### Data excerpts
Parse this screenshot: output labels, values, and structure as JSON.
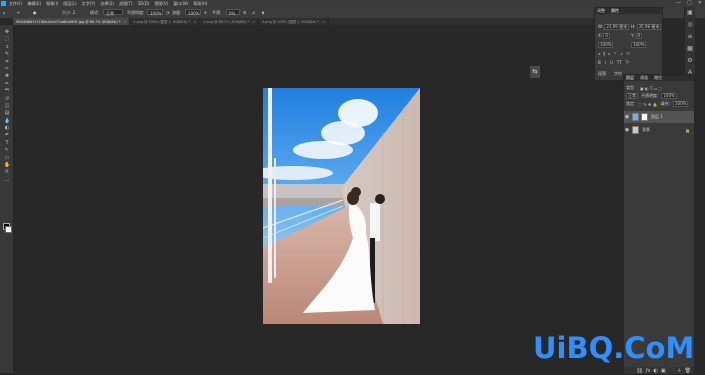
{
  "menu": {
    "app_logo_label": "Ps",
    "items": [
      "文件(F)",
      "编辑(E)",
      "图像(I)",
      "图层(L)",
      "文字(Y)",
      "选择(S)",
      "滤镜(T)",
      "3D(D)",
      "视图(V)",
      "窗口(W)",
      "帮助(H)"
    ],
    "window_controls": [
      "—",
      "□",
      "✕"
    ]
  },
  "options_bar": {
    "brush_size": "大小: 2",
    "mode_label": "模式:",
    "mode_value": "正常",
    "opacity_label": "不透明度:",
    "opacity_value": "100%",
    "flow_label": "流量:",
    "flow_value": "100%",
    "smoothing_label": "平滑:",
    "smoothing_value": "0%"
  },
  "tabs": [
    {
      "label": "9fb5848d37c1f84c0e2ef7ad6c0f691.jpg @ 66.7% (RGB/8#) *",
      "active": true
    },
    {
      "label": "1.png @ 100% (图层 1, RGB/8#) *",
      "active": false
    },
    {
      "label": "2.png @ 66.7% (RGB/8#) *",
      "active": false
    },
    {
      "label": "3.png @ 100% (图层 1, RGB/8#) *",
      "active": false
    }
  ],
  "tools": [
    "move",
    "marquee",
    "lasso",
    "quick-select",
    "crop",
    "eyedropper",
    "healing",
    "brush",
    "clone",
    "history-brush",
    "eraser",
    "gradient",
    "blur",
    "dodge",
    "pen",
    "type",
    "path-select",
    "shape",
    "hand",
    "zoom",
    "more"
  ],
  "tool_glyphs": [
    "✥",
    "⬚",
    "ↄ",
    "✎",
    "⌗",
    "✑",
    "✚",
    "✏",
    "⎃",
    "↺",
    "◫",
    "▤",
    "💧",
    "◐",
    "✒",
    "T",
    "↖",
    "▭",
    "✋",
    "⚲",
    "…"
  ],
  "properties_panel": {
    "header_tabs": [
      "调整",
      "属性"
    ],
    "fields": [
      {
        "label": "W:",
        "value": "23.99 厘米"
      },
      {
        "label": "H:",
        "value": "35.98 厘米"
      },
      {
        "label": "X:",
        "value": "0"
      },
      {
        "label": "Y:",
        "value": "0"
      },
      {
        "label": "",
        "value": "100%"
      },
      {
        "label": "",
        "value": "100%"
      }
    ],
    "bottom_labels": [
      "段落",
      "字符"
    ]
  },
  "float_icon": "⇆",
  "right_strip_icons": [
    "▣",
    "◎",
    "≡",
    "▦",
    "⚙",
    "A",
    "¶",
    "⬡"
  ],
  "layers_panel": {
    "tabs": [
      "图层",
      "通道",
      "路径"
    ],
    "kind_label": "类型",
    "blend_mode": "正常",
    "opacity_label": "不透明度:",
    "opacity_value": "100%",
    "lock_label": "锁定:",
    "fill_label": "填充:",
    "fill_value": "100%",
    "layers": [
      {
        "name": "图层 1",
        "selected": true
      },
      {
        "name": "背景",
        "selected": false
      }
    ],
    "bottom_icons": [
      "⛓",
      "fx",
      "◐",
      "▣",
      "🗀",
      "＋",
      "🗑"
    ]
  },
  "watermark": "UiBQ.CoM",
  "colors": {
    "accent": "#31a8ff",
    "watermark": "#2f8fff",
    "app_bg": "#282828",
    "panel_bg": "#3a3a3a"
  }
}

### CHALLENGE
Each record above must be returned exactly as written, with its pictures omitted.

### TASK SOLUTION
Parse this screenshot: output labels, values, and structure as JSON.
{
  "menu": {
    "app_logo_label": "Ps",
    "items": [
      "文件(F)",
      "编辑(E)",
      "图像(I)",
      "图层(L)",
      "文字(Y)",
      "选择(S)",
      "滤镜(T)",
      "3D(D)",
      "视图(V)",
      "窗口(W)",
      "帮助(H)"
    ],
    "window_controls": [
      "—",
      "□",
      "✕"
    ]
  },
  "options_bar": {
    "brush_size": "大小: 2",
    "mode_label": "模式:",
    "mode_value": "正常",
    "opacity_label": "不透明度:",
    "opacity_value": "100%",
    "flow_label": "流量:",
    "flow_value": "100%",
    "smoothing_label": "平滑:",
    "smoothing_value": "0%"
  },
  "tabs": [
    {
      "label": "9fb5848d37c1f84c0e2ef7ad6c0f691.jpg @ 66.7% (RGB/8#) *",
      "active": true
    },
    {
      "label": "1.png @ 100% (图层 1, RGB/8#) *",
      "active": false
    },
    {
      "label": "2.png @ 66.7% (RGB/8#) *",
      "active": false
    },
    {
      "label": "3.png @ 100% (图层 1, RGB/8#) *",
      "active": false
    }
  ],
  "tools": [
    "move",
    "marquee",
    "lasso",
    "quick-select",
    "crop",
    "eyedropper",
    "healing",
    "brush",
    "clone",
    "history-brush",
    "eraser",
    "gradient",
    "blur",
    "dodge",
    "pen",
    "type",
    "path-select",
    "shape",
    "hand",
    "zoom",
    "more"
  ],
  "tool_glyphs": [
    "✥",
    "⬚",
    "ↄ",
    "✎",
    "⌗",
    "✑",
    "✚",
    "✏",
    "⎃",
    "↺",
    "◫",
    "▤",
    "💧",
    "◐",
    "✒",
    "T",
    "↖",
    "▭",
    "✋",
    "⚲",
    "…"
  ],
  "properties_panel": {
    "header_tabs": [
      "调整",
      "属性"
    ],
    "fields": [
      {
        "label": "W:",
        "value": "23.99 厘米"
      },
      {
        "label": "H:",
        "value": "35.98 厘米"
      },
      {
        "label": "X:",
        "value": "0"
      },
      {
        "label": "Y:",
        "value": "0"
      },
      {
        "label": "",
        "value": "100%"
      },
      {
        "label": "",
        "value": "100%"
      }
    ],
    "bottom_labels": [
      "段落",
      "字符"
    ]
  },
  "float_icon": "⇆",
  "right_strip_icons": [
    "▣",
    "◎",
    "≡",
    "▦",
    "⚙",
    "A",
    "¶",
    "⬡"
  ],
  "layers_panel": {
    "tabs": [
      "图层",
      "通道",
      "路径"
    ],
    "kind_label": "类型",
    "blend_mode": "正常",
    "opacity_label": "不透明度:",
    "opacity_value": "100%",
    "lock_label": "锁定:",
    "fill_label": "填充:",
    "fill_value": "100%",
    "layers": [
      {
        "name": "图层 1",
        "selected": true
      },
      {
        "name": "背景",
        "selected": false
      }
    ],
    "bottom_icons": [
      "⛓",
      "fx",
      "◐",
      "▣",
      "🗀",
      "＋",
      "🗑"
    ]
  },
  "watermark": "UiBQ.CoM",
  "colors": {
    "accent": "#31a8ff",
    "watermark": "#2f8fff",
    "app_bg": "#282828",
    "panel_bg": "#3a3a3a"
  }
}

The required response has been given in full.